The root of the joke is the conflation of mathematics, an abstract framework, with sciences like physics or chemistry that describe real world phenomena and that require experimental confirmation. In the context of the comic, because most sciences have both theoretical and experimental wings, mathematics should as well, with a humorous example of what "experimental mathematics" would look like. In this case Cueball and Hairbun are literally "testing" the concept of addition by reenacting a word problem in a mathematics textbook. This physical experiment itself is humorous because there is no mathematical difference between adding groups of apples or groups of tally marks on a piece of paper, but the characters would likely consider the latter to be "theoretical".
A different take on the joke is that mathematics is inherently experimental, but the "experiments" take the form of rigorously proving concepts, including something as basic as addition, from first principles. From this angle one would find humor in the fact that the three characters are testing math with physical objects instead of referring to the established proofs.
The irony is that some aspects of mathematics are experimental in the manner depicted in the cartoon. Children are often taught that the angles of a triangle sum to 180° by tearing off the points of a paper triangle and using them to construct a straight line. Some aspects of computer science can also be considered "experimental mathematics", especially at the circuit level where binary logic can be physically used to perform mathematical computation.

######

* Written tasks *
- a) Summarize the comic explanation in two sentences.
- b) Using the comic explanation, decide whether each statement agrees with it, answering yes or no and quoting the words that settle it: (i) Cueball and Hairbun reenact a word problem from a mathematics textbook. (ii) Adding groups of apples differs mathematically from adding tally marks on paper. (iii) Children are sometimes shown the angle sum of a triangle by tearing off the points of a paper triangle.
- c) Carry on the comic explanation from its last sentence.

* Information supplied *

######

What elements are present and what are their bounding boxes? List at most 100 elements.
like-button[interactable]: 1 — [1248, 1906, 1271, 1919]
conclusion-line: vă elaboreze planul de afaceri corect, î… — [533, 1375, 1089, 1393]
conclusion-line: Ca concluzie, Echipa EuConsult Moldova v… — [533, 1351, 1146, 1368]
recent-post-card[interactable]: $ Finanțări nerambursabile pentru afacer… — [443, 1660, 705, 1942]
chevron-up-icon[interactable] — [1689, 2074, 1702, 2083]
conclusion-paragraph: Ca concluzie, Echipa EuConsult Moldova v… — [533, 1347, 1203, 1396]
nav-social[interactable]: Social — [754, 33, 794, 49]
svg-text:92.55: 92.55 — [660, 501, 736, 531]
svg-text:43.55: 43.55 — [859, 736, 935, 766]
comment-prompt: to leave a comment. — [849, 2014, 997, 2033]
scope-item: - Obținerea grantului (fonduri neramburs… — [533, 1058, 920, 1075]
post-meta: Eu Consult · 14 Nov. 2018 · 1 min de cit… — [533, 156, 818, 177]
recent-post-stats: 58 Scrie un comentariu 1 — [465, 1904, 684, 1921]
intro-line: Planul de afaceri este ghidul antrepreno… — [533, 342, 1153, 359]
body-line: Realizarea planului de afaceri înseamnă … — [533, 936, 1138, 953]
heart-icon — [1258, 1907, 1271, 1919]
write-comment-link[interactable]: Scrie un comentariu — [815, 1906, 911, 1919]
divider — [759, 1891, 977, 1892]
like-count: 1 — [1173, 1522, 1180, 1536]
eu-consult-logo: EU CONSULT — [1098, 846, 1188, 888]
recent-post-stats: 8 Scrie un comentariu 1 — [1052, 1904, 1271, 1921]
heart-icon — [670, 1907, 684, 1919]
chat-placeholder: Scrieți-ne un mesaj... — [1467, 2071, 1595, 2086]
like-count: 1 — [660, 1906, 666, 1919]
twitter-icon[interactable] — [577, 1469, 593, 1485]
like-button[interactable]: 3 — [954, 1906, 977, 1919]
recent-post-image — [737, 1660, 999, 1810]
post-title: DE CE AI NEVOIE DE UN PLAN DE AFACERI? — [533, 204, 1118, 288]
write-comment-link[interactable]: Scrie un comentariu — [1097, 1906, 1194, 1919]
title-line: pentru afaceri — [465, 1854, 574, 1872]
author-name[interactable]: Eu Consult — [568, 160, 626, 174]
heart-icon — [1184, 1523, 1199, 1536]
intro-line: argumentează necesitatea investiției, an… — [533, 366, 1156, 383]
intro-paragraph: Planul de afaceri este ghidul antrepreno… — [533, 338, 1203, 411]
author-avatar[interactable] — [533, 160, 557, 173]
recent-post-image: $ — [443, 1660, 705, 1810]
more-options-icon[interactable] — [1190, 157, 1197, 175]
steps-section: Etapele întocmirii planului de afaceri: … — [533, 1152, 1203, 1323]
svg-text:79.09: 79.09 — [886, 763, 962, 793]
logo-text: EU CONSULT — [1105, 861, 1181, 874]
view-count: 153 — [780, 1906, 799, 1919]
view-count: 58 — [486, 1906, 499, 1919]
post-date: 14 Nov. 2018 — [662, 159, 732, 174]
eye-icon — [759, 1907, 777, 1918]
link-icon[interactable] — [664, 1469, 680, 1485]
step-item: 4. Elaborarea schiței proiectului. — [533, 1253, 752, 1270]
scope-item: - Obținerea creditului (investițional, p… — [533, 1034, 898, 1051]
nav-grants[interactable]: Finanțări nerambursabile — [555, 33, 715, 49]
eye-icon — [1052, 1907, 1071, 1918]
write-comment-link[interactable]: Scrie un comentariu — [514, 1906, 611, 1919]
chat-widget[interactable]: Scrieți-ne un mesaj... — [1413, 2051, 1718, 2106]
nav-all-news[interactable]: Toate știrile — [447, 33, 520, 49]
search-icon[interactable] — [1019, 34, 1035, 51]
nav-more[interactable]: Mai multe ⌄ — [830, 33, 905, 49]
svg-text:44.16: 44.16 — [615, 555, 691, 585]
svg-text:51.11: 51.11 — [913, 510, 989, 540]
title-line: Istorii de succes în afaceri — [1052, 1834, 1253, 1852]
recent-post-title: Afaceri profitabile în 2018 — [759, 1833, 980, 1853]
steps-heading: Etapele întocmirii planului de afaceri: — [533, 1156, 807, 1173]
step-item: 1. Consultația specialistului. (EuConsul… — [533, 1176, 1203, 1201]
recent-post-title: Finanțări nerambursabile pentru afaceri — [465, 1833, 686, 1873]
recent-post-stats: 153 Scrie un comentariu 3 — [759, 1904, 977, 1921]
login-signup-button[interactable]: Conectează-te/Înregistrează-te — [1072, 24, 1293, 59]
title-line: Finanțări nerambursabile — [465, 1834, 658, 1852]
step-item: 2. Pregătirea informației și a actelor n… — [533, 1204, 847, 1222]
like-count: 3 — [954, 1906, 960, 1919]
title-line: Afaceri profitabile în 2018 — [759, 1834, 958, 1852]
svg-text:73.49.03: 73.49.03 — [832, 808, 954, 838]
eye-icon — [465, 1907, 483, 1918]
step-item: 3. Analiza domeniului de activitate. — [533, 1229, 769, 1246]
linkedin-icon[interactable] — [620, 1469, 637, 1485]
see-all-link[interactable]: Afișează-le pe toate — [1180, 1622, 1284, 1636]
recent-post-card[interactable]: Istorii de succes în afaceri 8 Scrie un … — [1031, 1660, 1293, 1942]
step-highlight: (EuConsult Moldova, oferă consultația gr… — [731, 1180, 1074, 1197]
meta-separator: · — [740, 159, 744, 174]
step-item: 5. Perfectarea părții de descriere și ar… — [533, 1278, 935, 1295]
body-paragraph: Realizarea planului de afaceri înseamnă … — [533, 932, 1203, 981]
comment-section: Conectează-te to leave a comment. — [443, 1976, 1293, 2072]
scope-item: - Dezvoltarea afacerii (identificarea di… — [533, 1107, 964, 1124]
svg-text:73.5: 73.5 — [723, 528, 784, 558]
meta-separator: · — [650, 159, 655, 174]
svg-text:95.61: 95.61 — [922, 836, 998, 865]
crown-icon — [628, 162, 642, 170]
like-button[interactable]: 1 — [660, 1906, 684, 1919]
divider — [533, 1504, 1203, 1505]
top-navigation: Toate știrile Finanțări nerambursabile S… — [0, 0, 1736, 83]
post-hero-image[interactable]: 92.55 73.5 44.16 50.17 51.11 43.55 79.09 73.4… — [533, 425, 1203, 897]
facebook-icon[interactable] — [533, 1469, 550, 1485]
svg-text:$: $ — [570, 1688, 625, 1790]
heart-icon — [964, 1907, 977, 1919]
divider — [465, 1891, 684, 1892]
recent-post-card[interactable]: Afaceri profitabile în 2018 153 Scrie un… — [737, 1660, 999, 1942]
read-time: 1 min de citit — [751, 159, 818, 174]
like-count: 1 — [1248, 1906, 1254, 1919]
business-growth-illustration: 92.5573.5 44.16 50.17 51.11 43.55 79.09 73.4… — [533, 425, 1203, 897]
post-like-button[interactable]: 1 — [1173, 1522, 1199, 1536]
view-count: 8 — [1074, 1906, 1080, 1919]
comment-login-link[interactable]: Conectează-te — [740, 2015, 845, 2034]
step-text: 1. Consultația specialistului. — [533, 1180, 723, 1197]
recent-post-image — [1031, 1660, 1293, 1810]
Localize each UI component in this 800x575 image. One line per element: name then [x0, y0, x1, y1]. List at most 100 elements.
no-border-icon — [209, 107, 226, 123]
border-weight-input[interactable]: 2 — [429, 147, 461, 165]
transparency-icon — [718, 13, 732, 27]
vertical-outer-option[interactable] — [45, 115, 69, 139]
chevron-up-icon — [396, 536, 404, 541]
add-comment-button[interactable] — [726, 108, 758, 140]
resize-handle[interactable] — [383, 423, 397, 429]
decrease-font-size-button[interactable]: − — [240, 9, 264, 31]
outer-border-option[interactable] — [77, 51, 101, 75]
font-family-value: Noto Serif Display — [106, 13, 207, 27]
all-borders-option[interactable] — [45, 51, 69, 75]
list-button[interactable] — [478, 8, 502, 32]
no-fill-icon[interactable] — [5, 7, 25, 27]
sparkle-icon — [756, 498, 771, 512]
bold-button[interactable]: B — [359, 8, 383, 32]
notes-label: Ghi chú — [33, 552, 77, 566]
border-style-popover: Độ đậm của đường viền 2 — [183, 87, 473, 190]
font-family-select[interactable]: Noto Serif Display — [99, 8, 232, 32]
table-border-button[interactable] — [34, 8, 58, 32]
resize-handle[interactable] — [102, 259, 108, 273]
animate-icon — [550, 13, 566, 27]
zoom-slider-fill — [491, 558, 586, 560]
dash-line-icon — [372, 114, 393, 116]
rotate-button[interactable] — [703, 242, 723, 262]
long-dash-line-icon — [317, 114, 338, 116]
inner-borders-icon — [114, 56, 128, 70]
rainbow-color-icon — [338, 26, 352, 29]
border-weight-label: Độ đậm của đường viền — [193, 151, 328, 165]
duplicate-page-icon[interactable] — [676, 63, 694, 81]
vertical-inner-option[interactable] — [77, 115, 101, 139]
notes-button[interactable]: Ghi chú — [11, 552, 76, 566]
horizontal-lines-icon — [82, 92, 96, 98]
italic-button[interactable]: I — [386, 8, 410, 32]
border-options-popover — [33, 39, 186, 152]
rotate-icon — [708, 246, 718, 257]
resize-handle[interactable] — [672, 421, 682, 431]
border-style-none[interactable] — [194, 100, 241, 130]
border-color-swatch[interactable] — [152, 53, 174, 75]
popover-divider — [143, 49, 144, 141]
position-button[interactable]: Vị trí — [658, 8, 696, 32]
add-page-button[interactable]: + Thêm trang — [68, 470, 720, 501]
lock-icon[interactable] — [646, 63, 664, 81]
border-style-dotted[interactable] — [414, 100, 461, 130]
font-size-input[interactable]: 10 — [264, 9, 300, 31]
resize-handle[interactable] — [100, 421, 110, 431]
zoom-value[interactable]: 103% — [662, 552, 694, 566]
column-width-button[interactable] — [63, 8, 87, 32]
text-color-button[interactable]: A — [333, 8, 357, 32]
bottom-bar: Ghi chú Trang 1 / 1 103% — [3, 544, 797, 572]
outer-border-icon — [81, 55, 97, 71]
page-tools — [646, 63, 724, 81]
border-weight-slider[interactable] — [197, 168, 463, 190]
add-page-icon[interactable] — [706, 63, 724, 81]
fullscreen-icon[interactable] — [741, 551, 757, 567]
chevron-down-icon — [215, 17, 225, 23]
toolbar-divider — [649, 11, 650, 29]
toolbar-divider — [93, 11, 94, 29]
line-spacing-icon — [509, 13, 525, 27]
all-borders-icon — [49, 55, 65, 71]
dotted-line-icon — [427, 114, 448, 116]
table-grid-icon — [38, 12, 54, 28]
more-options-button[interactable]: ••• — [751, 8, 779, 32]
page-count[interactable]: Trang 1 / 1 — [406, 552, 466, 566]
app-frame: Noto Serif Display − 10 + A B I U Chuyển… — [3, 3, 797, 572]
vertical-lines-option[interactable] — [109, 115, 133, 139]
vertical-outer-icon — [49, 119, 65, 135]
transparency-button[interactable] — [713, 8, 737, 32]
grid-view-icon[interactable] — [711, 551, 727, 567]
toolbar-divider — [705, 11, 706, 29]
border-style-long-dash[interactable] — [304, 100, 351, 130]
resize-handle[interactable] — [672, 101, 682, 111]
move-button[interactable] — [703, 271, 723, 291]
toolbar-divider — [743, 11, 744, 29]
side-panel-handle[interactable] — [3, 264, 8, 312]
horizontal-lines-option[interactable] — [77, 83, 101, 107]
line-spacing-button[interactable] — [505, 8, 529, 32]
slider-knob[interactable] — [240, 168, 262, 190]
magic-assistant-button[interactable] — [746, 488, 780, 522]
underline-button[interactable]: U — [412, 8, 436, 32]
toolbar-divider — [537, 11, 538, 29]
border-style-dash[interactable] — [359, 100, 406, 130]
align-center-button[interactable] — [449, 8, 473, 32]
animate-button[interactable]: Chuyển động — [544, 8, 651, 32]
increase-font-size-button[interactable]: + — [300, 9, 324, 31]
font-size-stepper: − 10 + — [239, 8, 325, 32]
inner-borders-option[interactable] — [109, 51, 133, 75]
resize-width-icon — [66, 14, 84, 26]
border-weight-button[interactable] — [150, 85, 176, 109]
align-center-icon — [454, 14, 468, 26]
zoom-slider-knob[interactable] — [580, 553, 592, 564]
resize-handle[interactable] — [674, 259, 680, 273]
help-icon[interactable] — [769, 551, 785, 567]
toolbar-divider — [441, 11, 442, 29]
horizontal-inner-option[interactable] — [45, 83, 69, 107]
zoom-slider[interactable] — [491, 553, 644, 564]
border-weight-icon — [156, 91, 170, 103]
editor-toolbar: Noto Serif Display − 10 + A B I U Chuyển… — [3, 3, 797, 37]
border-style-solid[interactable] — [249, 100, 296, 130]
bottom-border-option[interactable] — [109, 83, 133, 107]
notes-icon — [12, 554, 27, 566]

######

* Task-by-task results *
- a) The joke rests on treating mathematics, an abstract framework, like sciences such as physics or chemistry that need experimental confirmation, so Cueball and Hairbun "test" addition by acting out a word problem from a mathematics textbook. Another reading finds the humor in checking math with physical objects instead of relying on established proofs, and the irony is that some mathematics really is experimental in this way, such as the paper-triangle demonstration of the 180° angle sum and circuit-level computation in computer science.

- b)
(i) Yes: "Cueball and Hairbun are literally "testing" the concept of addition by reenacting a word problem in a mathematics textbook."
(ii) No: "there is no mathematical difference between adding groups of apples or groups of tally marks on a piece of paper."
(iii) Yes: "Children are often taught that the angles of a triangle sum to 180° by tearing off the points of a paper triangle and using them to construct a straight line."

- c)
There are real-world cases where "basic addition" doesn't give the mathematical result, when combining certain items that aren't uniform. Measured volumes of two different substances, combined to make a solution, usually results in a volume of the end solution that differs from the sum of the original volumes. When measured volumes of nearly-freezing and nearly-boiling water are combined, the resulting liquid, at an intermediate temperature, will almost always be measurably different from the sum of the prior values.
The title text confirms the comic's point of experimentally reenacting mathematics textbook word problems by reference to the "Two Trains Problem", a popular type of question to teach students how to solve simultaneous linear equations, which has previously been alluded to in 2019: An Apple for a Dollar. A typical question of this type asks “If a train leaves station A at 9:00 am and travels at 60 miles per hour, and another train leaves station B at 10:00 am and travels at 80 miles per hour, where will the two trains meet if station A and B are 200 miles apart?” This type of problem is so common that it became a pre-internet meme with many references in popular culture, so Randall has to provide only the setup ("trains leaving Chicago at 9 pm traveling at 45 mph") to be reasonably sure that the reader will know what he's talking about.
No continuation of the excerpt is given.